→ **GIVEN EXERCISE**
Isolate every line in the records below with "need" in it.

→ **DATA LISTING**
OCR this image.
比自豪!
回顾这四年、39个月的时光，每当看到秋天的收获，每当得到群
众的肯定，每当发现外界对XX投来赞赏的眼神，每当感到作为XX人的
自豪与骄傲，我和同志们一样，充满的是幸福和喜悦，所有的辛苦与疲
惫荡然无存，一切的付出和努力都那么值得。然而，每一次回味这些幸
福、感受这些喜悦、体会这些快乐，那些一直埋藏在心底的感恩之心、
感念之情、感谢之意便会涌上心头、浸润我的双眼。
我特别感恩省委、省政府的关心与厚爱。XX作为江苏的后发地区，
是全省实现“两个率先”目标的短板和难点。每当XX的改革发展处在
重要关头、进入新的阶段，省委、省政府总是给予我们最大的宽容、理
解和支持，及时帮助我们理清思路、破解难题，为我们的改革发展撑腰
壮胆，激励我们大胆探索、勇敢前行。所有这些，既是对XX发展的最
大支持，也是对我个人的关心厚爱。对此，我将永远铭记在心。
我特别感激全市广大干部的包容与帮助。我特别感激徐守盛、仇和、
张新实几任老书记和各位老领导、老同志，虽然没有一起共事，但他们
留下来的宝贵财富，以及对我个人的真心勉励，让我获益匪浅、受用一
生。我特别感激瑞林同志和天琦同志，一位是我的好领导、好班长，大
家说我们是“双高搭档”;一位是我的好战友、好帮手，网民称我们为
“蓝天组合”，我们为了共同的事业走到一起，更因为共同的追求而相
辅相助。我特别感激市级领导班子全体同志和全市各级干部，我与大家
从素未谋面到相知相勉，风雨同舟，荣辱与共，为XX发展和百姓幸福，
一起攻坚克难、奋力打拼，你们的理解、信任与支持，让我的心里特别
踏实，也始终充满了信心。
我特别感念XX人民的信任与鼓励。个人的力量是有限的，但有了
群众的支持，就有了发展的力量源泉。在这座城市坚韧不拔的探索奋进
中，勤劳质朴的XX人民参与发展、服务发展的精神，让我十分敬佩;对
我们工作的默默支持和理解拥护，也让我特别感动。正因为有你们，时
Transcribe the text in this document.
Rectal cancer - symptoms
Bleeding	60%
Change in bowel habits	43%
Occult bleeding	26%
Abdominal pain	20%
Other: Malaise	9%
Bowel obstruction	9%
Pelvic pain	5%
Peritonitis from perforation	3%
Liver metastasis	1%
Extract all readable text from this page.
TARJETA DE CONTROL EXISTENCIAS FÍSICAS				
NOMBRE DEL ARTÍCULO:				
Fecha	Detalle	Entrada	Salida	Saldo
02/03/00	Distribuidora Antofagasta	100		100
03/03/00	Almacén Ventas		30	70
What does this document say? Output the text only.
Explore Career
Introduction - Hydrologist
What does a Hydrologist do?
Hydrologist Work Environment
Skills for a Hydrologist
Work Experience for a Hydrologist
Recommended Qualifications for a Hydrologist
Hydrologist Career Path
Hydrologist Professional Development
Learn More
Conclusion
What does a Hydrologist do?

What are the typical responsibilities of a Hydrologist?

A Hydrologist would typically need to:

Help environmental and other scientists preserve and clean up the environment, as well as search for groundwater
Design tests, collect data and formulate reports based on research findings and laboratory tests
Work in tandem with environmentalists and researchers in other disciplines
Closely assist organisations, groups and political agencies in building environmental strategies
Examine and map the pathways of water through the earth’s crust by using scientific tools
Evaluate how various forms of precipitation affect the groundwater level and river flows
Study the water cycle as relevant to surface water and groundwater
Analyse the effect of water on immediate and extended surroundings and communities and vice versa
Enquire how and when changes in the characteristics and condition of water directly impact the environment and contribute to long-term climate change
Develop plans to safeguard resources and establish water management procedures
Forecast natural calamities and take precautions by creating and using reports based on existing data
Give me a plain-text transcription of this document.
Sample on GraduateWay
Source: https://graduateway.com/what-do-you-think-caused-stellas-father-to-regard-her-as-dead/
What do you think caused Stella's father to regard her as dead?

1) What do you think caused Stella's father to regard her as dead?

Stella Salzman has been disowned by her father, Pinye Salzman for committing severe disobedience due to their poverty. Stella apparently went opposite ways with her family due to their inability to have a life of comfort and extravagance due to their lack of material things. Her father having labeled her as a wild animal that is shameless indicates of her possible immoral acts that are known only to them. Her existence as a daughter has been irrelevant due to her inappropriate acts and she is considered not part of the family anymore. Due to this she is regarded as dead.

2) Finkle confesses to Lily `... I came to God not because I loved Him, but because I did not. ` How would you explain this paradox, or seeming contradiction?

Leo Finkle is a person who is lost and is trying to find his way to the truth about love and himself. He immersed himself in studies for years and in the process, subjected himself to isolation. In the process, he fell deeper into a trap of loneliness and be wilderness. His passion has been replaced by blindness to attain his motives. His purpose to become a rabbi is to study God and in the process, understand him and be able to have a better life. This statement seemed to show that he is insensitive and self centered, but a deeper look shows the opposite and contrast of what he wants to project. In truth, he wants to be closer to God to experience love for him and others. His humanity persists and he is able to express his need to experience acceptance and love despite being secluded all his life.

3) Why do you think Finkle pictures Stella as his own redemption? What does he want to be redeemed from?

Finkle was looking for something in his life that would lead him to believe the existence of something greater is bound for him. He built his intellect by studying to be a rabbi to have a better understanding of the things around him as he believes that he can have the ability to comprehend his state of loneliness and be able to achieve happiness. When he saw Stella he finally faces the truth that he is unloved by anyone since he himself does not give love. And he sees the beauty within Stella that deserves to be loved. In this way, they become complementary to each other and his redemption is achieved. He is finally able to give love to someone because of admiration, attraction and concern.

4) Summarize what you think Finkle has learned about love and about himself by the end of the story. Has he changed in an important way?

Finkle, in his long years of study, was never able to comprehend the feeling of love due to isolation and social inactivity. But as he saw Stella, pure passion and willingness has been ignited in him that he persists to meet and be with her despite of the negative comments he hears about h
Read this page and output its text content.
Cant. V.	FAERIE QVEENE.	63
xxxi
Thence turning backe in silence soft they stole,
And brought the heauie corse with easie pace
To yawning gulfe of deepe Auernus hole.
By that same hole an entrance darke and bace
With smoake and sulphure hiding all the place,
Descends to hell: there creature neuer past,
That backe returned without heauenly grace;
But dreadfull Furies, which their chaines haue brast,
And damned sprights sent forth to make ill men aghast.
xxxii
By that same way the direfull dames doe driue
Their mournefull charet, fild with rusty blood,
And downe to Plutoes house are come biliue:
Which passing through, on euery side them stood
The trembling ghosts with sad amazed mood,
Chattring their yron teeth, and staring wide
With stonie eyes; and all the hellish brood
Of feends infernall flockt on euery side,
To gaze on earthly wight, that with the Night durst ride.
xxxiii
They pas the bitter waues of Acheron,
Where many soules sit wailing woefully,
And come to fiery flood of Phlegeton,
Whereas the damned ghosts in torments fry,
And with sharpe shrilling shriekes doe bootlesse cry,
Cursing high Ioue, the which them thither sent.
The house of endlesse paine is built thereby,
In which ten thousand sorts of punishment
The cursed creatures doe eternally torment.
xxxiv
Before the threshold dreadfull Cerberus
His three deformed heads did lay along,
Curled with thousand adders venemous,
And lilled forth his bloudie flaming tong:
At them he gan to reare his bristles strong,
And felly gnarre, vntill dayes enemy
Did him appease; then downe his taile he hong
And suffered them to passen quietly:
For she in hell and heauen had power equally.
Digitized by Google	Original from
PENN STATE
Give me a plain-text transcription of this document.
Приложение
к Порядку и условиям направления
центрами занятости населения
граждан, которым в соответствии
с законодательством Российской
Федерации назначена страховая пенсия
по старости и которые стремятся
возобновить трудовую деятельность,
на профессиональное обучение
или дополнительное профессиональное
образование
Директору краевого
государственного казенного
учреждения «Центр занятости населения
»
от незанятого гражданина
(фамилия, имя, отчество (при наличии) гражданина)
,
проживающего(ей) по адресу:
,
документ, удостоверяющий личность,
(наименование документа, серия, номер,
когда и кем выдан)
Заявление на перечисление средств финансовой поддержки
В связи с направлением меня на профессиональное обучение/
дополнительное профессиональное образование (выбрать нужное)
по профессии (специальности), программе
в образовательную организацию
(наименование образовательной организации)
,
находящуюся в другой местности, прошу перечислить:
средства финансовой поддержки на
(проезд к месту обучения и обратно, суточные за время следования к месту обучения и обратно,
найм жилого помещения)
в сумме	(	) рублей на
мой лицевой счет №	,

→ **FINAL ANSWER**
A Hydrologist would typically need to:
Leo Finkle is a person who is lost and is trying to find his way to the truth about love and himself. He immersed himself in studies for years and in the process, subjected himself to isolation. In the process, he fell deeper into a trap of loneliness and be wilderness. His passion has been replaced by blindness to attain his motives. His purpose to become a rabbi is to study God and in the process, understand him and be able to have a better life. This statement seemed to show that he is insensitive and self centered, but a deeper look shows the opposite and contrast of what he wants to project. In truth, he wants to be closer to God to experience love for him and others. His humanity persists and he is able to express his need to experience acceptance and love despite being secluded all his life.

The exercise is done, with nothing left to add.